### Work instructions:
What is needed here is an exact copy of every entry.

### Items listed in a dataset:
# # # # # # #

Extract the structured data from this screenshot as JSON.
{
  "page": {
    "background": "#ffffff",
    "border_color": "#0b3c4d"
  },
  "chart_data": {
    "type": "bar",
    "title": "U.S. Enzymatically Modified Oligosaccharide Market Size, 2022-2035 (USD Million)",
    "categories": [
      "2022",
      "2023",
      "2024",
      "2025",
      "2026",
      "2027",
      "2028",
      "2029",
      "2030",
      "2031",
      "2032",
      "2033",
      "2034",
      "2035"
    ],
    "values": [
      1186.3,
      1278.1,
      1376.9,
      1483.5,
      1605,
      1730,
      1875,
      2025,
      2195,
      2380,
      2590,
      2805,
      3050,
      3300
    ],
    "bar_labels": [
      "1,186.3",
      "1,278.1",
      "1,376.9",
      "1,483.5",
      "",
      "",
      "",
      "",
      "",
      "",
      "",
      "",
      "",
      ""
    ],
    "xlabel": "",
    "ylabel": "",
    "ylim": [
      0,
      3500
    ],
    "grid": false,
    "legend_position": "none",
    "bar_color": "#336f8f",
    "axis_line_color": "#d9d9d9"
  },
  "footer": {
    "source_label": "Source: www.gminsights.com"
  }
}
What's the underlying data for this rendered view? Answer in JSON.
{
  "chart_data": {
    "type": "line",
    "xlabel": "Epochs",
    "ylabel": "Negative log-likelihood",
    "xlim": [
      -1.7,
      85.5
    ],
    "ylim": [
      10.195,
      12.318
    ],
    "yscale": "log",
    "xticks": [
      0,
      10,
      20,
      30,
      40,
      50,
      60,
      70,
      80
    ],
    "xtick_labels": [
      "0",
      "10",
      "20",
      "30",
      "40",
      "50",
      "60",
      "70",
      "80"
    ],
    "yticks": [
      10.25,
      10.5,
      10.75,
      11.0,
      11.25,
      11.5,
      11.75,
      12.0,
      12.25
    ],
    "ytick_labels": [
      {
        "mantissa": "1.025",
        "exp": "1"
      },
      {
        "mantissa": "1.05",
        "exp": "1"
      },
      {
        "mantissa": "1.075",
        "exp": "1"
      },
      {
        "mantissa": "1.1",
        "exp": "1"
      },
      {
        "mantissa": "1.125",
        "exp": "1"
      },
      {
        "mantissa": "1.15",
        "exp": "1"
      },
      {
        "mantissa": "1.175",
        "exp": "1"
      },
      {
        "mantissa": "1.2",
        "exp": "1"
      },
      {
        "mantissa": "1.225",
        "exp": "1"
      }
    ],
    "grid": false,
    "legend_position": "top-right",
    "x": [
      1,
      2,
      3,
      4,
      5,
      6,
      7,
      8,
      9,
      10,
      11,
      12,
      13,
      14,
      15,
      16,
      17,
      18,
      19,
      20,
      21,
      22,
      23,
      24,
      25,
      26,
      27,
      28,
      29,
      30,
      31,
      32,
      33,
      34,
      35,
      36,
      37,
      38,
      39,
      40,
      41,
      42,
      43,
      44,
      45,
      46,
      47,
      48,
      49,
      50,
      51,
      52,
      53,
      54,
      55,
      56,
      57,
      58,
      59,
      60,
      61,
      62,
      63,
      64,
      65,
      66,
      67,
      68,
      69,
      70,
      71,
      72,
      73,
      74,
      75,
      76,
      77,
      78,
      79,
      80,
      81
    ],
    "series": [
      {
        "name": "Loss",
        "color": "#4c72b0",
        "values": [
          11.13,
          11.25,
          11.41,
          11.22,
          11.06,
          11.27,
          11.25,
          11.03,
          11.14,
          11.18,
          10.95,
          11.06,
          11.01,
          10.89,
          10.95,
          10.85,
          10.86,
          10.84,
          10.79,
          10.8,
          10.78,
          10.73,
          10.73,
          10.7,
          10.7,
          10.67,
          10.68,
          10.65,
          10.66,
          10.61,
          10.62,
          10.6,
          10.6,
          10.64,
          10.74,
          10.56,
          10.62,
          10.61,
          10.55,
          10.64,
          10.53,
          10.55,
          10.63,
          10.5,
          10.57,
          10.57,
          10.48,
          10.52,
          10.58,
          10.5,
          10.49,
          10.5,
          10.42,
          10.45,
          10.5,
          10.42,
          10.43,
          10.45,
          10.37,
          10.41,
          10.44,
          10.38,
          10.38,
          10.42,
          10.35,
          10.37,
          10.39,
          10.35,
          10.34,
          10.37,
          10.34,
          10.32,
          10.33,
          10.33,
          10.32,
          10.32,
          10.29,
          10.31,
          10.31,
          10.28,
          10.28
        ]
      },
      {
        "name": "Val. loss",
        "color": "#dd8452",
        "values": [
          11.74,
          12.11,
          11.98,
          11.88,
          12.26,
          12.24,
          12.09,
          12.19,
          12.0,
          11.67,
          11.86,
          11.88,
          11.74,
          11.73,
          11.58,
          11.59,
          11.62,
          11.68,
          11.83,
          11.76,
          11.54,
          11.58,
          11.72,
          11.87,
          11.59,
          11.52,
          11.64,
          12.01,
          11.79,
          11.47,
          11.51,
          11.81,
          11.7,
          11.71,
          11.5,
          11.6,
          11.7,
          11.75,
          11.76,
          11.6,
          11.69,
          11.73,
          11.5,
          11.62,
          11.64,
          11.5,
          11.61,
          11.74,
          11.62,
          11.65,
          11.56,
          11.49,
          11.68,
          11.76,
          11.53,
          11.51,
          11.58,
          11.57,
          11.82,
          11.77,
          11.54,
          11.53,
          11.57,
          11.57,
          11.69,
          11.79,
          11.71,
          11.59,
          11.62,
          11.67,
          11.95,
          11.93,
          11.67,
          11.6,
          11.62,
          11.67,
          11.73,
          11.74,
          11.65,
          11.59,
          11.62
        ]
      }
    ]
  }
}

# # # # # # #

### Solution for this exercise:
Extract the structured data from this screenshot as JSON.
{
  "page": {
    "background": "#ffffff",
    "border_color": "#0b3c4d"
  },
  "chart_data": {
    "type": "bar",
    "title": "U.S. Enzymatically Modified Oligosaccharide Market Size, 2022-2035 (USD Million)",
    "categories": [
      "2022",
      "2023",
      "2024",
      "2025",
      "2026",
      "2027",
      "2028",
      "2029",
      "2030",
      "2031",
      "2032",
      "2033",
      "2034",
      "2035"
    ],
    "values": [
      1186.3,
      1278.1,
      1376.9,
      1483.5,
      1605,
      1730,
      1875,
      2025,
      2195,
      2380,
      2590,
      2805,
      3050,
      3300
    ],
    "bar_labels": [
      "1,186.3",
      "1,278.1",
      "1,376.9",
      "1,483.5",
      "",
      "",
      "",
      "",
      "",
      "",
      "",
      "",
      "",
      ""
    ],
    "xlabel": "",
    "ylabel": "",
    "ylim": [
      0,
      3500
    ],
    "grid": false,
    "legend_position": "none",
    "bar_color": "#336f8f",
    "axis_line_color": "#d9d9d9"
  },
  "footer": {
    "source_label": "Source: www.gminsights.com"
  }
}
What's the underlying data for this rendered view? Answer in JSON.
{
  "chart_data": {
    "type": "line",
    "xlabel": "Epochs",
    "ylabel": "Negative log-likelihood",
    "xlim": [
      -1.7,
      85.5
    ],
    "ylim": [
      10.195,
      12.318
    ],
    "yscale": "log",
    "xticks": [
      0,
      10,
      20,
      30,
      40,
      50,
      60,
      70,
      80
    ],
    "xtick_labels": [
      "0",
      "10",
      "20",
      "30",
      "40",
      "50",
      "60",
      "70",
      "80"
    ],
    "yticks": [
      10.25,
      10.5,
      10.75,
      11.0,
      11.25,
      11.5,
      11.75,
      12.0,
      12.25
    ],
    "ytick_labels": [
      {
        "mantissa": "1.025",
        "exp": "1"
      },
      {
        "mantissa": "1.05",
        "exp": "1"
      },
      {
        "mantissa": "1.075",
        "exp": "1"
      },
      {
        "mantissa": "1.1",
        "exp": "1"
      },
      {
        "mantissa": "1.125",
        "exp": "1"
      },
      {
        "mantissa": "1.15",
        "exp": "1"
      },
      {
        "mantissa": "1.175",
        "exp": "1"
      },
      {
        "mantissa": "1.2",
        "exp": "1"
      },
      {
        "mantissa": "1.225",
        "exp": "1"
      }
    ],
    "grid": false,
    "legend_position": "top-right",
    "x": [
      1,
      2,
      3,
      4,
      5,
      6,
      7,
      8,
      9,
      10,
      11,
      12,
      13,
      14,
      15,
      16,
      17,
      18,
      19,
      20,
      21,
      22,
      23,
      24,
      25,
      26,
      27,
      28,
      29,
      30,
      31,
      32,
      33,
      34,
      35,
      36,
      37,
      38,
      39,
      40,
      41,
      42,
      43,
      44,
      45,
      46,
      47,
      48,
      49,
      50,
      51,
      52,
      53,
      54,
      55,
      56,
      57,
      58,
      59,
      60,
      61,
      62,
      63,
      64,
      65,
      66,
      67,
      68,
      69,
      70,
      71,
      72,
      73,
      74,
      75,
      76,
      77,
      78,
      79,
      80,
      81
    ],
    "series": [
      {
        "name": "Loss",
        "color": "#4c72b0",
        "values": [
          11.13,
          11.25,
          11.41,
          11.22,
          11.06,
          11.27,
          11.25,
          11.03,
          11.14,
          11.18,
          10.95,
          11.06,
          11.01,
          10.89,
          10.95,
          10.85,
          10.86,
          10.84,
          10.79,
          10.8,
          10.78,
          10.73,
          10.73,
          10.7,
          10.7,
          10.67,
          10.68,
          10.65,
          10.66,
          10.61,
          10.62,
          10.6,
          10.6,
          10.64,
          10.74,
          10.56,
          10.62,
          10.61,
          10.55,
          10.64,
          10.53,
          10.55,
          10.63,
          10.5,
          10.57,
          10.57,
          10.48,
          10.52,
          10.58,
          10.5,
          10.49,
          10.5,
          10.42,
          10.45,
          10.5,
          10.42,
          10.43,
          10.45,
          10.37,
          10.41,
          10.44,
          10.38,
          10.38,
          10.42,
          10.35,
          10.37,
          10.39,
          10.35,
          10.34,
          10.37,
          10.34,
          10.32,
          10.33,
          10.33,
          10.32,
          10.32,
          10.29,
          10.31,
          10.31,
          10.28,
          10.28
        ]
      },
      {
        "name": "Val. loss",
        "color": "#dd8452",
        "values": [
          11.74,
          12.11,
          11.98,
          11.88,
          12.26,
          12.24,
          12.09,
          12.19,
          12.0,
          11.67,
          11.86,
          11.88,
          11.74,
          11.73,
          11.58,
          11.59,
          11.62,
          11.68,
          11.83,
          11.76,
          11.54,
          11.58,
          11.72,
          11.87,
          11.59,
          11.52,
          11.64,
          12.01,
          11.79,
          11.47,
          11.51,
          11.81,
          11.7,
          11.71,
          11.5,
          11.6,
          11.7,
          11.75,
          11.76,
          11.6,
          11.69,
          11.73,
          11.5,
          11.62,
          11.64,
          11.5,
          11.61,
          11.74,
          11.62,
          11.65,
          11.56,
          11.49,
          11.68,
          11.76,
          11.53,
          11.51,
          11.58,
          11.57,
          11.82,
          11.77,
          11.54,
          11.53,
          11.57,
          11.57,
          11.69,
          11.79,
          11.71,
          11.59,
          11.62,
          11.67,
          11.95,
          11.93,
          11.67,
          11.6,
          11.62,
          11.67,
          11.73,
          11.74,
          11.65,
          11.59,
          11.62
        ]
      }
    ]
  }
}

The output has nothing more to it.